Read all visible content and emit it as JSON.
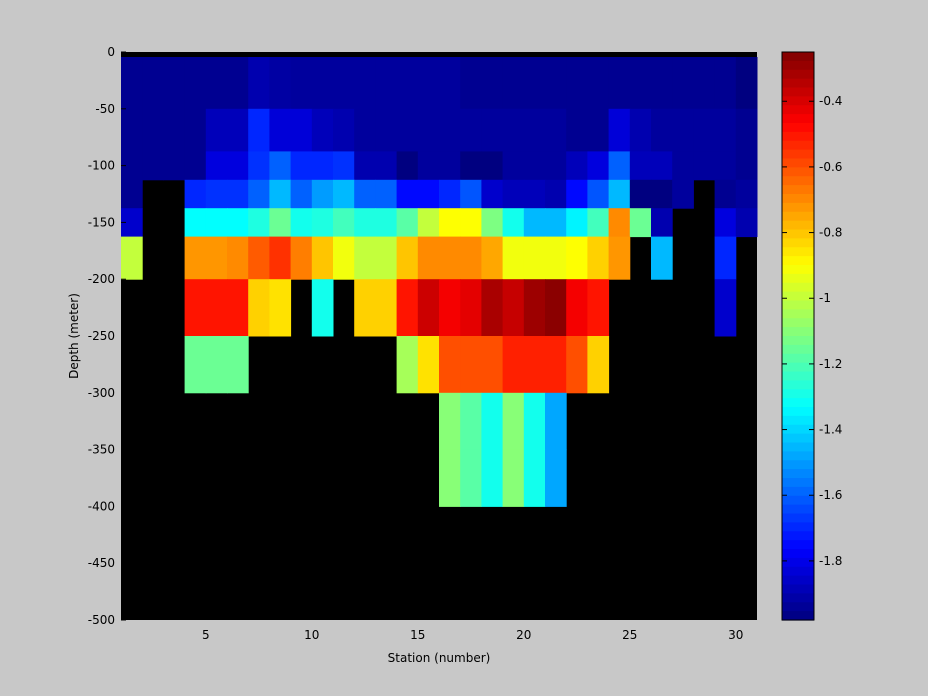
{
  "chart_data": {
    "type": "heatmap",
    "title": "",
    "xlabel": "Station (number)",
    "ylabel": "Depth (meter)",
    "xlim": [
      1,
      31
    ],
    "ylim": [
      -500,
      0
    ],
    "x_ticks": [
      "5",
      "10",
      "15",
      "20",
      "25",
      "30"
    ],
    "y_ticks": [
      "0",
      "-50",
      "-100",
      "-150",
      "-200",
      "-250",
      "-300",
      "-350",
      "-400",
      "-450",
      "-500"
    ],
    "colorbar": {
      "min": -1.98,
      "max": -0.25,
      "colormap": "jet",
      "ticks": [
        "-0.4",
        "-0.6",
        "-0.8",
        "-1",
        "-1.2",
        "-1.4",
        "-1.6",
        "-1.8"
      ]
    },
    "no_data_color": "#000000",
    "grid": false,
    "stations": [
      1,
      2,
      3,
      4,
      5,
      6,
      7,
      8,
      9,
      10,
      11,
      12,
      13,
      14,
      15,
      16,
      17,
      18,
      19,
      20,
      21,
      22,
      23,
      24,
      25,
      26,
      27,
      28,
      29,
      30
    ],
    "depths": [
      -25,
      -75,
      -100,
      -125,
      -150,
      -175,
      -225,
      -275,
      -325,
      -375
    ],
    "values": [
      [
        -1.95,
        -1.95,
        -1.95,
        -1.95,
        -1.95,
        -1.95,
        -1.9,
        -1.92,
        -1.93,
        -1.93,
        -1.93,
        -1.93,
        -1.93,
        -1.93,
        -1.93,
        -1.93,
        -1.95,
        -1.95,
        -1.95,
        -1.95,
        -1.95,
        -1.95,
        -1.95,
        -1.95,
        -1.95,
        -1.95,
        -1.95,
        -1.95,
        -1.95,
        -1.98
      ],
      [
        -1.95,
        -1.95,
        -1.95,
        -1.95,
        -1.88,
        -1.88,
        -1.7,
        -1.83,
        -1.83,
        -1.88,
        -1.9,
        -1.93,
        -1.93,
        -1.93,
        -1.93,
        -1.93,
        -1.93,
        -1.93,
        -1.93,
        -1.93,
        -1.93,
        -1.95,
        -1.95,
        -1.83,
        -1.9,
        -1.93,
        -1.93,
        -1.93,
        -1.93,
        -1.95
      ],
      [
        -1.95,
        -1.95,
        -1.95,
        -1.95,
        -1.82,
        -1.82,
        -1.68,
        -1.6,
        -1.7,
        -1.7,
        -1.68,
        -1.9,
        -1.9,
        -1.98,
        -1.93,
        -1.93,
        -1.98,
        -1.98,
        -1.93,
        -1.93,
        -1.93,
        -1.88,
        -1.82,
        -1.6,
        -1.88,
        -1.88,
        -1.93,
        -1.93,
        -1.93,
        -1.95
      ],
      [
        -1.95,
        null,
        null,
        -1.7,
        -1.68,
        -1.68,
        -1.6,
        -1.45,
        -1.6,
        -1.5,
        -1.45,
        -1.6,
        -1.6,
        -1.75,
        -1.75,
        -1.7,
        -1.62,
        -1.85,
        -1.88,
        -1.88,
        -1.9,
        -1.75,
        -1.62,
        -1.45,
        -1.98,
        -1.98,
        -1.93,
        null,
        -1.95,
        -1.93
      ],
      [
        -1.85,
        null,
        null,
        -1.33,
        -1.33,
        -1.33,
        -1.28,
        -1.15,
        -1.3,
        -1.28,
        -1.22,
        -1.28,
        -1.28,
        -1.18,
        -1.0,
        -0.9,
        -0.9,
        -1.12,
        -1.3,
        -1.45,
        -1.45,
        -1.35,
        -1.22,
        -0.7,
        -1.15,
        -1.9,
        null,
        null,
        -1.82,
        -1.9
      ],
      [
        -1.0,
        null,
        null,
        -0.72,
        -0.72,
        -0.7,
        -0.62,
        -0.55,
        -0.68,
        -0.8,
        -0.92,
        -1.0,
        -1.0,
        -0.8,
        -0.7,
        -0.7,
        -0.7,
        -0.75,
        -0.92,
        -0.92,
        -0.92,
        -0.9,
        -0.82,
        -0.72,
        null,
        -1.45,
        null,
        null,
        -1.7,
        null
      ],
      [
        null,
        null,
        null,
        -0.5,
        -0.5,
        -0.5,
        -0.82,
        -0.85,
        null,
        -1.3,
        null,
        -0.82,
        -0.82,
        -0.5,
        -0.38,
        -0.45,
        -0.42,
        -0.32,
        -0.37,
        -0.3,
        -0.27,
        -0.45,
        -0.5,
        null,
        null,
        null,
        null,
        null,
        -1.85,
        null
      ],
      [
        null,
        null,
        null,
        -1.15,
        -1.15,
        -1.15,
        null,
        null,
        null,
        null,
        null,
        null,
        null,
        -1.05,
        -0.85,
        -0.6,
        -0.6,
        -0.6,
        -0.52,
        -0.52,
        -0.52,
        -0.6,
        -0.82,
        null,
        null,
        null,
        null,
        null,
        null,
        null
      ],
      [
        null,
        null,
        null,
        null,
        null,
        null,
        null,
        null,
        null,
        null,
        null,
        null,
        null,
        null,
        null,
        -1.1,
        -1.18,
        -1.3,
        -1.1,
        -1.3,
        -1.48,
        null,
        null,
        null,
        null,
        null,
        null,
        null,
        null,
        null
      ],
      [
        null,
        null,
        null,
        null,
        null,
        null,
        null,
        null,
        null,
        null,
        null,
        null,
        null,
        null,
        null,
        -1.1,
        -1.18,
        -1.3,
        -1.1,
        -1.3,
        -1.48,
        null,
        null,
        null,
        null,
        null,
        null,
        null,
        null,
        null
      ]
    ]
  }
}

+++

* **The request**: Reproduce every line precisely as given, omitting all pictures.

* **Solution to the problem**:
Read all visible content and emit it as JSON.
{
  "chart_data": {
    "type": "heatmap",
    "title": "",
    "xlabel": "Station (number)",
    "ylabel": "Depth (meter)",
    "xlim": [
      1,
      31
    ],
    "ylim": [
      -500,
      0
    ],
    "x_ticks": [
      "5",
      "10",
      "15",
      "20",
      "25",
      "30"
    ],
    "y_ticks": [
      "0",
      "-50",
      "-100",
      "-150",
      "-200",
      "-250",
      "-300",
      "-350",
      "-400",
      "-450",
      "-500"
    ],
    "colorbar": {
      "min": -1.98,
      "max": -0.25,
      "colormap": "jet",
      "ticks": [
        "-0.4",
        "-0.6",
        "-0.8",
        "-1",
        "-1.2",
        "-1.4",
        "-1.6",
        "-1.8"
      ]
    },
    "no_data_color": "#000000",
    "grid": false,
    "stations": [
      1,
      2,
      3,
      4,
      5,
      6,
      7,
      8,
      9,
      10,
      11,
      12,
      13,
      14,
      15,
      16,
      17,
      18,
      19,
      20,
      21,
      22,
      23,
      24,
      25,
      26,
      27,
      28,
      29,
      30
    ],
    "depths": [
      -25,
      -75,
      -100,
      -125,
      -150,
      -175,
      -225,
      -275,
      -325,
      -375
    ],
    "values": [
      [
        -1.95,
        -1.95,
        -1.95,
        -1.95,
        -1.95,
        -1.95,
        -1.9,
        -1.92,
        -1.93,
        -1.93,
        -1.93,
        -1.93,
        -1.93,
        -1.93,
        -1.93,
        -1.93,
        -1.95,
        -1.95,
        -1.95,
        -1.95,
        -1.95,
        -1.95,
        -1.95,
        -1.95,
        -1.95,
        -1.95,
        -1.95,
        -1.95,
        -1.95,
        -1.98
      ],
      [
        -1.95,
        -1.95,
        -1.95,
        -1.95,
        -1.88,
        -1.88,
        -1.7,
        -1.83,
        -1.83,
        -1.88,
        -1.9,
        -1.93,
        -1.93,
        -1.93,
        -1.93,
        -1.93,
        -1.93,
        -1.93,
        -1.93,
        -1.93,
        -1.93,
        -1.95,
        -1.95,
        -1.83,
        -1.9,
        -1.93,
        -1.93,
        -1.93,
        -1.93,
        -1.95
      ],
      [
        -1.95,
        -1.95,
        -1.95,
        -1.95,
        -1.82,
        -1.82,
        -1.68,
        -1.6,
        -1.7,
        -1.7,
        -1.68,
        -1.9,
        -1.9,
        -1.98,
        -1.93,
        -1.93,
        -1.98,
        -1.98,
        -1.93,
        -1.93,
        -1.93,
        -1.88,
        -1.82,
        -1.6,
        -1.88,
        -1.88,
        -1.93,
        -1.93,
        -1.93,
        -1.95
      ],
      [
        -1.95,
        null,
        null,
        -1.7,
        -1.68,
        -1.68,
        -1.6,
        -1.45,
        -1.6,
        -1.5,
        -1.45,
        -1.6,
        -1.6,
        -1.75,
        -1.75,
        -1.7,
        -1.62,
        -1.85,
        -1.88,
        -1.88,
        -1.9,
        -1.75,
        -1.62,
        -1.45,
        -1.98,
        -1.98,
        -1.93,
        null,
        -1.95,
        -1.93
      ],
      [
        -1.85,
        null,
        null,
        -1.33,
        -1.33,
        -1.33,
        -1.28,
        -1.15,
        -1.3,
        -1.28,
        -1.22,
        -1.28,
        -1.28,
        -1.18,
        -1.0,
        -0.9,
        -0.9,
        -1.12,
        -1.3,
        -1.45,
        -1.45,
        -1.35,
        -1.22,
        -0.7,
        -1.15,
        -1.9,
        null,
        null,
        -1.82,
        -1.9
      ],
      [
        -1.0,
        null,
        null,
        -0.72,
        -0.72,
        -0.7,
        -0.62,
        -0.55,
        -0.68,
        -0.8,
        -0.92,
        -1.0,
        -1.0,
        -0.8,
        -0.7,
        -0.7,
        -0.7,
        -0.75,
        -0.92,
        -0.92,
        -0.92,
        -0.9,
        -0.82,
        -0.72,
        null,
        -1.45,
        null,
        null,
        -1.7,
        null
      ],
      [
        null,
        null,
        null,
        -0.5,
        -0.5,
        -0.5,
        -0.82,
        -0.85,
        null,
        -1.3,
        null,
        -0.82,
        -0.82,
        -0.5,
        -0.38,
        -0.45,
        -0.42,
        -0.32,
        -0.37,
        -0.3,
        -0.27,
        -0.45,
        -0.5,
        null,
        null,
        null,
        null,
        null,
        -1.85,
        null
      ],
      [
        null,
        null,
        null,
        -1.15,
        -1.15,
        -1.15,
        null,
        null,
        null,
        null,
        null,
        null,
        null,
        -1.05,
        -0.85,
        -0.6,
        -0.6,
        -0.6,
        -0.52,
        -0.52,
        -0.52,
        -0.6,
        -0.82,
        null,
        null,
        null,
        null,
        null,
        null,
        null
      ],
      [
        null,
        null,
        null,
        null,
        null,
        null,
        null,
        null,
        null,
        null,
        null,
        null,
        null,
        null,
        null,
        -1.1,
        -1.18,
        -1.3,
        -1.1,
        -1.3,
        -1.48,
        null,
        null,
        null,
        null,
        null,
        null,
        null,
        null,
        null
      ],
      [
        null,
        null,
        null,
        null,
        null,
        null,
        null,
        null,
        null,
        null,
        null,
        null,
        null,
        null,
        null,
        -1.1,
        -1.18,
        -1.3,
        -1.1,
        -1.3,
        -1.48,
        null,
        null,
        null,
        null,
        null,
        null,
        null,
        null,
        null
      ]
    ]
  }
}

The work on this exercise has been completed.